## What is asked
What follows is a listing; restate every line of it word for word.

## The data
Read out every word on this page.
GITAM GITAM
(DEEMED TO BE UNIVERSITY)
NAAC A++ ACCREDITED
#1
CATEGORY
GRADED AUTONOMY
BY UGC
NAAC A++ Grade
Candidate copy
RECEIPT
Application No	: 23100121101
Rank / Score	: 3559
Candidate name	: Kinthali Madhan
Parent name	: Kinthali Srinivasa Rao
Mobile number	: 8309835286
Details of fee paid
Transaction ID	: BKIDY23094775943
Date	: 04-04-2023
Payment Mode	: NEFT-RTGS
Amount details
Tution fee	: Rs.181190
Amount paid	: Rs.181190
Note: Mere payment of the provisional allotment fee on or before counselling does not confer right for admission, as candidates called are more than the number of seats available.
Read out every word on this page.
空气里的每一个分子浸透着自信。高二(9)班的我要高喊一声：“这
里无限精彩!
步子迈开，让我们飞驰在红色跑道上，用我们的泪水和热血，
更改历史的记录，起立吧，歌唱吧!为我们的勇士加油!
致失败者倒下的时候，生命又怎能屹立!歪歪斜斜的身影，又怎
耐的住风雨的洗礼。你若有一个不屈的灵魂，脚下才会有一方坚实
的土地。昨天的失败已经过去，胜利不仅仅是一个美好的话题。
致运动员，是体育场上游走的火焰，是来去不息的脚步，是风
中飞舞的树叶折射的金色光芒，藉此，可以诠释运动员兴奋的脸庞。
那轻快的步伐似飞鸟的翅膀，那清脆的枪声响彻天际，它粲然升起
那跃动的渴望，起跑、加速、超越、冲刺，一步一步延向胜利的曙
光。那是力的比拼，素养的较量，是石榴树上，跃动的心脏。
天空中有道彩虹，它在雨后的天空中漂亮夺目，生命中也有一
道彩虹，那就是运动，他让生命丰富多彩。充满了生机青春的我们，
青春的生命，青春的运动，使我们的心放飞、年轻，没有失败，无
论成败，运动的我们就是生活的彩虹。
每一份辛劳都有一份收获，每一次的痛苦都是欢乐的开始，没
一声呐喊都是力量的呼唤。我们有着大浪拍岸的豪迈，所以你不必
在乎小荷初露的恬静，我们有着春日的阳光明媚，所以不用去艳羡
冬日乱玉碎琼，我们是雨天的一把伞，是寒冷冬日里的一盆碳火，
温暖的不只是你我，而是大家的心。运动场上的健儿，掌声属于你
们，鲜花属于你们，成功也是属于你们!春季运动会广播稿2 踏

## Task output
Read out every word on this page.
GITAM GITAM
(DEEMED TO BE UNIVERSITY)
NAAC A++ ACCREDITED
#1
CATEGORY
GRADED AUTONOMY
BY UGC
NAAC A++ Grade
Candidate copy
RECEIPT
Application No	: 23100121101
Rank / Score	: 3559
Candidate name	: Kinthali Madhan
Parent name	: Kinthali Srinivasa Rao
Mobile number	: 8309835286
Details of fee paid
Transaction ID	: BKIDY23094775943
Date	: 04-04-2023
Payment Mode	: NEFT-RTGS
Amount details
Tution fee	: Rs.181190
Amount paid	: Rs.181190
Note: Mere payment of the provisional allotment fee on or before counselling does not confer right for admission, as candidates called are more than the number of seats available.
Read out every word on this page.
空气里的每一个分子浸透着自信。高二(9)班的我要高喊一声：“这
里无限精彩!
步子迈开，让我们飞驰在红色跑道上，用我们的泪水和热血，
更改历史的记录，起立吧，歌唱吧!为我们的勇士加油!
致失败者倒下的时候，生命又怎能屹立!歪歪斜斜的身影，又怎
耐的住风雨的洗礼。你若有一个不屈的灵魂，脚下才会有一方坚实
的土地。昨天的失败已经过去，胜利不仅仅是一个美好的话题。
致运动员，是体育场上游走的火焰，是来去不息的脚步，是风
中飞舞的树叶折射的金色光芒，藉此，可以诠释运动员兴奋的脸庞。
那轻快的步伐似飞鸟的翅膀，那清脆的枪声响彻天际，它粲然升起
那跃动的渴望，起跑、加速、超越、冲刺，一步一步延向胜利的曙
光。那是力的比拼，素养的较量，是石榴树上，跃动的心脏。
天空中有道彩虹，它在雨后的天空中漂亮夺目，生命中也有一
道彩虹，那就是运动，他让生命丰富多彩。充满了生机青春的我们，
青春的生命，青春的运动，使我们的心放飞、年轻，没有失败，无
论成败，运动的我们就是生活的彩虹。
每一份辛劳都有一份收获，每一次的痛苦都是欢乐的开始，没
一声呐喊都是力量的呼唤。我们有着大浪拍岸的豪迈，所以你不必
在乎小荷初露的恬静，我们有着春日的阳光明媚，所以不用去艳羡
冬日乱玉碎琼，我们是雨天的一把伞，是寒冷冬日里的一盆碳火，
温暖的不只是你我，而是大家的心。运动场上的健儿，掌声属于你
们，鲜花属于你们，成功也是属于你们!春季运动会广播稿2 踏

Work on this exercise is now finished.